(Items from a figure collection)
▶

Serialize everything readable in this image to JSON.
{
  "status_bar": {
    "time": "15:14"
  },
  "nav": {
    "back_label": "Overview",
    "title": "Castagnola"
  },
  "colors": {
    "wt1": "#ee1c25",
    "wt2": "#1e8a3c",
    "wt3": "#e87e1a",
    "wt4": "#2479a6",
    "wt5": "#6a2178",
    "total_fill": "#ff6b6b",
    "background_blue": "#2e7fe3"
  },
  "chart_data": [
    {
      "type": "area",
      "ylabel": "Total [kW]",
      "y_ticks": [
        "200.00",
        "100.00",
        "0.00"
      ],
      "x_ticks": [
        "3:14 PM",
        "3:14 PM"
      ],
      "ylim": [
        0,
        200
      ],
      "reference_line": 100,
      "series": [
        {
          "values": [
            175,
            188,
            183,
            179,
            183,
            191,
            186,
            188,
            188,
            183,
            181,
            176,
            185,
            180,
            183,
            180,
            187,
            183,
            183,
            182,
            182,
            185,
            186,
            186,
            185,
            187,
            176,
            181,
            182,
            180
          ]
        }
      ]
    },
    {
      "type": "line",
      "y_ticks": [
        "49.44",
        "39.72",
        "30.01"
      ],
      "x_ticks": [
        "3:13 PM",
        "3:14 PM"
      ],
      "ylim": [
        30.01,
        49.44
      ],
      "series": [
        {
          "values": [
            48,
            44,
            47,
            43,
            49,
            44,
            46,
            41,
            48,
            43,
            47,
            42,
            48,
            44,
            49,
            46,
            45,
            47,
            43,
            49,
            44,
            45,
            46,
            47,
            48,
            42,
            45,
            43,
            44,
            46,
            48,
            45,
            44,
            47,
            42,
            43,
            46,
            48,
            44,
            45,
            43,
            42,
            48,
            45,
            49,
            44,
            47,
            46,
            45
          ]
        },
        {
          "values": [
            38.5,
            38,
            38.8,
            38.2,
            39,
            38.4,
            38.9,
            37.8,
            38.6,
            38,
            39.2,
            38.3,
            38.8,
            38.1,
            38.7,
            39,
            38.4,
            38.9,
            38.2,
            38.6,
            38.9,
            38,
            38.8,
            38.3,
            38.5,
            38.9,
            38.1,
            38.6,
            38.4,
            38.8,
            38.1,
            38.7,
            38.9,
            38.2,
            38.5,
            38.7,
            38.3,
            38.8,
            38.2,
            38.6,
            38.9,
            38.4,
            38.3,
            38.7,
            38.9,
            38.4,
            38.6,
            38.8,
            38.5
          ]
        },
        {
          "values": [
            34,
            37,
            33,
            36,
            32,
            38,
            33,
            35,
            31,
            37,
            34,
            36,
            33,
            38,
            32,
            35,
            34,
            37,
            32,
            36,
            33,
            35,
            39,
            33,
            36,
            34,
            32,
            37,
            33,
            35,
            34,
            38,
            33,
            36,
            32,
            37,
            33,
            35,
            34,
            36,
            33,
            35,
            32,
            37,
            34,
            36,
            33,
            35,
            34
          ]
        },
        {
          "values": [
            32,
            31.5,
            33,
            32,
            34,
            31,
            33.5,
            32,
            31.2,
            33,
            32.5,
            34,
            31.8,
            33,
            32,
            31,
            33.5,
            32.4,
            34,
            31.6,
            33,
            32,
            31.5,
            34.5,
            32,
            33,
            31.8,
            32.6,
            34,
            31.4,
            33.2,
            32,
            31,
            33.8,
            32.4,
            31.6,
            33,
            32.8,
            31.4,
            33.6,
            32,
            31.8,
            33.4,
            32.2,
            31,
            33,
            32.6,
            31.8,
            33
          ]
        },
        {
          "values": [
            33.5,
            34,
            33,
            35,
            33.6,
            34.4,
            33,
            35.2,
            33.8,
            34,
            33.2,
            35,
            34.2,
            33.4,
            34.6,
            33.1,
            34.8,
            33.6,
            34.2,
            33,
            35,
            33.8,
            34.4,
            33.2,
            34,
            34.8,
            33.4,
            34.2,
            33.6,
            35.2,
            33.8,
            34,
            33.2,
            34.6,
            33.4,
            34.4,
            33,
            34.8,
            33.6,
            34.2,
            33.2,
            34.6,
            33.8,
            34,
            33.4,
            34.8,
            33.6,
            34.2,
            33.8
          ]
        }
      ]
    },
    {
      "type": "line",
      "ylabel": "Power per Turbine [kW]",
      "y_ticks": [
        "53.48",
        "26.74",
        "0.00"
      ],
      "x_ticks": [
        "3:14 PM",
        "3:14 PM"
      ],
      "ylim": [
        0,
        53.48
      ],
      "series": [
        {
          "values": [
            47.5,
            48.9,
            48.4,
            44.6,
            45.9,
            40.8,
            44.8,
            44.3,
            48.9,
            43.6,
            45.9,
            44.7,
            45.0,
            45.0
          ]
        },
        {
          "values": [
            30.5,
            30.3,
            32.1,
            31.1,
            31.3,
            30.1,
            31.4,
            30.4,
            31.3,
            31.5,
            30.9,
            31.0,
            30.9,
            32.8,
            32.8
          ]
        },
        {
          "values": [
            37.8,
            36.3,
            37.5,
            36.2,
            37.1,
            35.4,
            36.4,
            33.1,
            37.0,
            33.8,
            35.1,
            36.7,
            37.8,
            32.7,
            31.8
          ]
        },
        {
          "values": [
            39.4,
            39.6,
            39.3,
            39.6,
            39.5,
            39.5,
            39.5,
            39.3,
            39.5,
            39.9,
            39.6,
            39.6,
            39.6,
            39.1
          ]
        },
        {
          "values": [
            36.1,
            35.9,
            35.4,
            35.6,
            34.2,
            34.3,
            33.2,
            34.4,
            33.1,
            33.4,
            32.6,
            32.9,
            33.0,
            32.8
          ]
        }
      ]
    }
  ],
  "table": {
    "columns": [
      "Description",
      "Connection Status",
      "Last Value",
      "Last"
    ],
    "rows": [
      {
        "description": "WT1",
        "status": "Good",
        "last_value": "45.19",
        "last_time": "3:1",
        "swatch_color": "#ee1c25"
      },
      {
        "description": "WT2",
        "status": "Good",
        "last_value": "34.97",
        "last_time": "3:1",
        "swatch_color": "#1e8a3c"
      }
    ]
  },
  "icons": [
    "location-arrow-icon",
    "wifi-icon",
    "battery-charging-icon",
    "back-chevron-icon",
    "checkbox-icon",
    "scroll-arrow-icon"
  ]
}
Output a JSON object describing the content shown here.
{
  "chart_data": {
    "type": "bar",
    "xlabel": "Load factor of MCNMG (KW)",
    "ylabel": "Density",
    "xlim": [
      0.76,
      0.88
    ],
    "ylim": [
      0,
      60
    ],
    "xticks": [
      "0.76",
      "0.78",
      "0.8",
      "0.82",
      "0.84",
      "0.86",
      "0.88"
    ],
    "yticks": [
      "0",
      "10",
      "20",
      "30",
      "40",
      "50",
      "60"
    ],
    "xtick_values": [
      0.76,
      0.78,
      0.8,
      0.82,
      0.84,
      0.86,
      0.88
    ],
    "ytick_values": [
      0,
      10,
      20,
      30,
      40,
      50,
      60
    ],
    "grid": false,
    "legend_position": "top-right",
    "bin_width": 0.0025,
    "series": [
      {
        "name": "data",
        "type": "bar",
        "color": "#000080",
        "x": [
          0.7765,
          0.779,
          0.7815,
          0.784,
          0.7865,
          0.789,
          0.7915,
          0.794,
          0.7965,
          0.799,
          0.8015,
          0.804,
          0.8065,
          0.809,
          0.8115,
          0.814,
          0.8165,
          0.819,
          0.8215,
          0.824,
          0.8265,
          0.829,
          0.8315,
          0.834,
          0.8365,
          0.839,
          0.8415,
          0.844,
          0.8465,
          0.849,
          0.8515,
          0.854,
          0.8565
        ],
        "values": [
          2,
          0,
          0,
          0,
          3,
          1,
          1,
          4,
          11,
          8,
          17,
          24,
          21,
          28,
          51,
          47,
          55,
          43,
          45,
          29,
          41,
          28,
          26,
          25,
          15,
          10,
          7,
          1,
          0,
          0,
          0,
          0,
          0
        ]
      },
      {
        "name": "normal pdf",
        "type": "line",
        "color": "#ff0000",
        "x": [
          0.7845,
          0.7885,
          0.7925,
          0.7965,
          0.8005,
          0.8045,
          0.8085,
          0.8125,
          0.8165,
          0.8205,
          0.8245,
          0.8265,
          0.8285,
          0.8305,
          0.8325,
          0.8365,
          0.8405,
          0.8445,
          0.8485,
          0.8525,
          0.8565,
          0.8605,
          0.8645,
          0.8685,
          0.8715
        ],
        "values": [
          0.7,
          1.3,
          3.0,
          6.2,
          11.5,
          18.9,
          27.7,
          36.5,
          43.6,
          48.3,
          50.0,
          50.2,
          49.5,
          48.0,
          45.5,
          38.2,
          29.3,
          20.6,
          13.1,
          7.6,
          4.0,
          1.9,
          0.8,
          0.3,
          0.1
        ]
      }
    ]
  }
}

◀

Collect each line containing the string "ylabel".

      "ylabel": "Total [kW]",
      "ylabel": "Power per Turbine [kW]",
    "ylabel": "Density",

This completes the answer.